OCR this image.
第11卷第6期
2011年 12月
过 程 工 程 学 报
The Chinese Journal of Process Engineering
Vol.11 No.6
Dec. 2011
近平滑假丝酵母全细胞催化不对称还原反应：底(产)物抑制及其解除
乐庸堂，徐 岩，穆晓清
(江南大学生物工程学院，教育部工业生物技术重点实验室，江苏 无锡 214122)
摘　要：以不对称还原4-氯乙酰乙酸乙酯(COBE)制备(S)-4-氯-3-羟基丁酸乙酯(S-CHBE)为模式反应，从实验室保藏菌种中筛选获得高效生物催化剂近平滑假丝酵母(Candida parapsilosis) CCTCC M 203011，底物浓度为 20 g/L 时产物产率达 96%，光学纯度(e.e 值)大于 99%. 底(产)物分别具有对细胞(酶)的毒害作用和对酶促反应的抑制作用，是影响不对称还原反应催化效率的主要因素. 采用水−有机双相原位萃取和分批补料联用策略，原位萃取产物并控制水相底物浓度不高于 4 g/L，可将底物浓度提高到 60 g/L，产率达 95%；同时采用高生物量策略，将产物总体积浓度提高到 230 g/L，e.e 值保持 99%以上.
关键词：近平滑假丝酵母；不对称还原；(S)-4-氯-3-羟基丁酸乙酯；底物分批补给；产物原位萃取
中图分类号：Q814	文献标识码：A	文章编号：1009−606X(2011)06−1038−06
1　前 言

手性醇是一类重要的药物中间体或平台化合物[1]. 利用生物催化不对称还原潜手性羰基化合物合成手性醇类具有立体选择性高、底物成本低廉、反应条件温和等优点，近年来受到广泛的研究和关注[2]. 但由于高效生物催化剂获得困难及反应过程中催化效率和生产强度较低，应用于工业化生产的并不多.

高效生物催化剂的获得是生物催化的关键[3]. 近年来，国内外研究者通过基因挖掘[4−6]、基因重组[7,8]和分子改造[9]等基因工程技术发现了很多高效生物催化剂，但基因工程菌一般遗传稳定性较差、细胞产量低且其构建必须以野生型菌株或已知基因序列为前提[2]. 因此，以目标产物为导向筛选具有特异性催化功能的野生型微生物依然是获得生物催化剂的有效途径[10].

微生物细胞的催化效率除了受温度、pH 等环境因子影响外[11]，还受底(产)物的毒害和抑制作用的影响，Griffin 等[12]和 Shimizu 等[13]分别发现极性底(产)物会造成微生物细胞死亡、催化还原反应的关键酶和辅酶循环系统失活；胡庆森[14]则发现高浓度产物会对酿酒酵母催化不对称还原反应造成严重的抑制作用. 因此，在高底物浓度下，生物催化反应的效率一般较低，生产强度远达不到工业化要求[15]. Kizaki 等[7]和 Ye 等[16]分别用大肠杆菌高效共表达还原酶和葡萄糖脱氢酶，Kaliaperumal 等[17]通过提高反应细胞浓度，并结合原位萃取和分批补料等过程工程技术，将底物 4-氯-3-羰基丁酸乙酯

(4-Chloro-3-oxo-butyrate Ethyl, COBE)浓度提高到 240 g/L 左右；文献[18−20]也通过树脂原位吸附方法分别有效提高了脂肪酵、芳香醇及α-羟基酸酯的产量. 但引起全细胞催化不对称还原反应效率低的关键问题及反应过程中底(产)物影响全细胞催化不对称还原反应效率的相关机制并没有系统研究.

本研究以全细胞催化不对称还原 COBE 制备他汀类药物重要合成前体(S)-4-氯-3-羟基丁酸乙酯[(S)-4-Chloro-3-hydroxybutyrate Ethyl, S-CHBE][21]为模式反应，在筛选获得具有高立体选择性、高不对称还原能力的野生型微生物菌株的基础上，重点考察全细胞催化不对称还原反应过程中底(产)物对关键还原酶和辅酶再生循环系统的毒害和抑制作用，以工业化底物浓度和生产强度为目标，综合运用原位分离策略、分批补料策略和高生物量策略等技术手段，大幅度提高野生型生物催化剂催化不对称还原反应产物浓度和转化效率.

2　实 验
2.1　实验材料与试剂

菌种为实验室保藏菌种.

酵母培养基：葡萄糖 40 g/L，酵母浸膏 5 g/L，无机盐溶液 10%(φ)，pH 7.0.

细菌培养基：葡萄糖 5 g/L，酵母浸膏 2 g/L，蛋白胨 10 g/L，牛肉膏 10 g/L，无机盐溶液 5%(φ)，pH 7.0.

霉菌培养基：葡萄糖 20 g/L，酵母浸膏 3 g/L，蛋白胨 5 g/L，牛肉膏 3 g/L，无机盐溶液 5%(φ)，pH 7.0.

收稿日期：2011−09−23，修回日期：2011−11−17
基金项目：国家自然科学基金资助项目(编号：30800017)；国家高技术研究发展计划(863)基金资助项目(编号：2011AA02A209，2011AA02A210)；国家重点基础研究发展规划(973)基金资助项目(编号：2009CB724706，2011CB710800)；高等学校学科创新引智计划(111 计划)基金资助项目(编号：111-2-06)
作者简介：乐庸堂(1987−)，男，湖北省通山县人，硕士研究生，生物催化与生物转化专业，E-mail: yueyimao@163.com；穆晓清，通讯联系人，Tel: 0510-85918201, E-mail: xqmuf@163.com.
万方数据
____________________
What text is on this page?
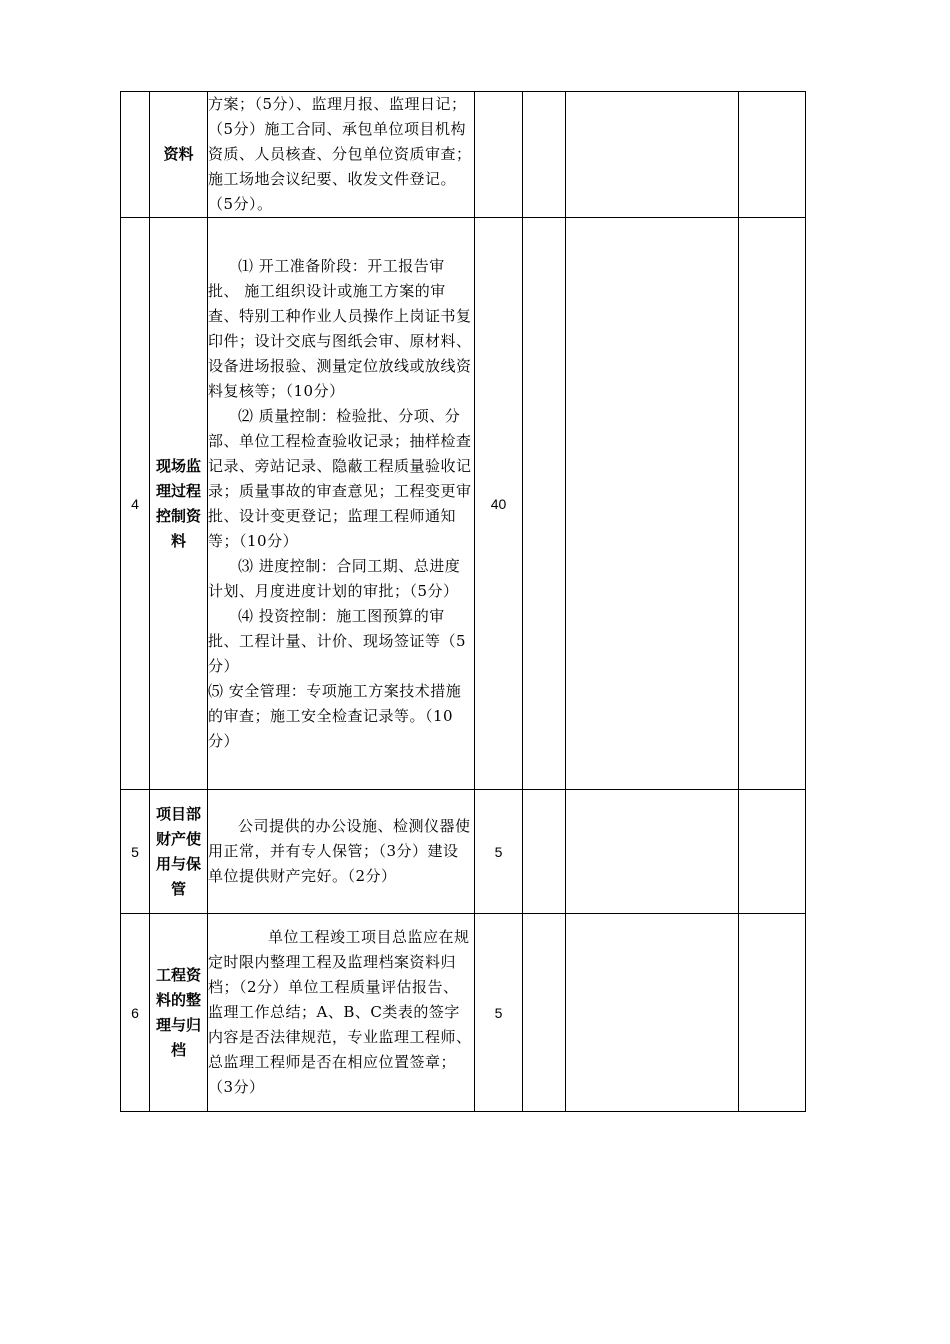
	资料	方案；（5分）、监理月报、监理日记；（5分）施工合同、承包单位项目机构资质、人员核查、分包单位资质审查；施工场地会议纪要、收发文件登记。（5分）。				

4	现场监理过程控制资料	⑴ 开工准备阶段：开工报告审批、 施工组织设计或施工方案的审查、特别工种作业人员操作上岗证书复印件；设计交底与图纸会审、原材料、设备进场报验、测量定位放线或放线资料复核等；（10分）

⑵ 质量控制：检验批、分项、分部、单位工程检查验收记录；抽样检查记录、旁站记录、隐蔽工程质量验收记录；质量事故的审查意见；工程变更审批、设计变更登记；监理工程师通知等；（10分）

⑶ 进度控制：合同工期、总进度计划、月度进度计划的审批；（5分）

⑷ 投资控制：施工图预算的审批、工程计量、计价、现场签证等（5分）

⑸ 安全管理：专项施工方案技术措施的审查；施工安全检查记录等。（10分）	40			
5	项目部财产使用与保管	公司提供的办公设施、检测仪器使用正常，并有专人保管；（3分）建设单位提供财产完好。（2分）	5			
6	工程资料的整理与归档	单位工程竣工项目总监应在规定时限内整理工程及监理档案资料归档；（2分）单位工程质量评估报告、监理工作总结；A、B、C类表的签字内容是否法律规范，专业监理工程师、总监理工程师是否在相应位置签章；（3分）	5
____________________
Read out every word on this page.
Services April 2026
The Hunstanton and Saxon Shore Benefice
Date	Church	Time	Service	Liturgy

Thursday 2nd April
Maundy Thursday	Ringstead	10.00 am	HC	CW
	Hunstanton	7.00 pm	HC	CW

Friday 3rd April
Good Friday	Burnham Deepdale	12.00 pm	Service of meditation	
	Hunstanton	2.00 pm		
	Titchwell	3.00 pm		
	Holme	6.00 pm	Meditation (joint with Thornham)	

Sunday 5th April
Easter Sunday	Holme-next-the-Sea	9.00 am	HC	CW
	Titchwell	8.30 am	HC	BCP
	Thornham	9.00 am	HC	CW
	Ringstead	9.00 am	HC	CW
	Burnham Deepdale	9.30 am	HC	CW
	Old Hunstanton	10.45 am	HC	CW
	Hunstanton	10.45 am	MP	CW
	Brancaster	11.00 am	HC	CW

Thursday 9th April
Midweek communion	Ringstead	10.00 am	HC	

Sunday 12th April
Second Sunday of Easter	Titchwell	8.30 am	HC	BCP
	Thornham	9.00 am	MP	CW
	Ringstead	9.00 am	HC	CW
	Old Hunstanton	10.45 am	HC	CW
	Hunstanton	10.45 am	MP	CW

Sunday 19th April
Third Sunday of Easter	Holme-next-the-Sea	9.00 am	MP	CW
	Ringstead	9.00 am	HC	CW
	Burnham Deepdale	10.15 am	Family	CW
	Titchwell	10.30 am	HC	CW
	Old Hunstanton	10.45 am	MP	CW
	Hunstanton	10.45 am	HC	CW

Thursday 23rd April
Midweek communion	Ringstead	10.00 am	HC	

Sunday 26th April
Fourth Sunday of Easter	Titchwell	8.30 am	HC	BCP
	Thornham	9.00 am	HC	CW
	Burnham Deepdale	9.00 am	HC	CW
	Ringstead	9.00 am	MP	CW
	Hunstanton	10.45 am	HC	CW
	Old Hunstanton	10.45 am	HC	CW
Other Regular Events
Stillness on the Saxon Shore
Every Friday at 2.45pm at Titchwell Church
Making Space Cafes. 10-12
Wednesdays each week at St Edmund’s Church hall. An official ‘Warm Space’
____________________
What is the number of lines above that contain the string "this"? Answer with the number alone.

3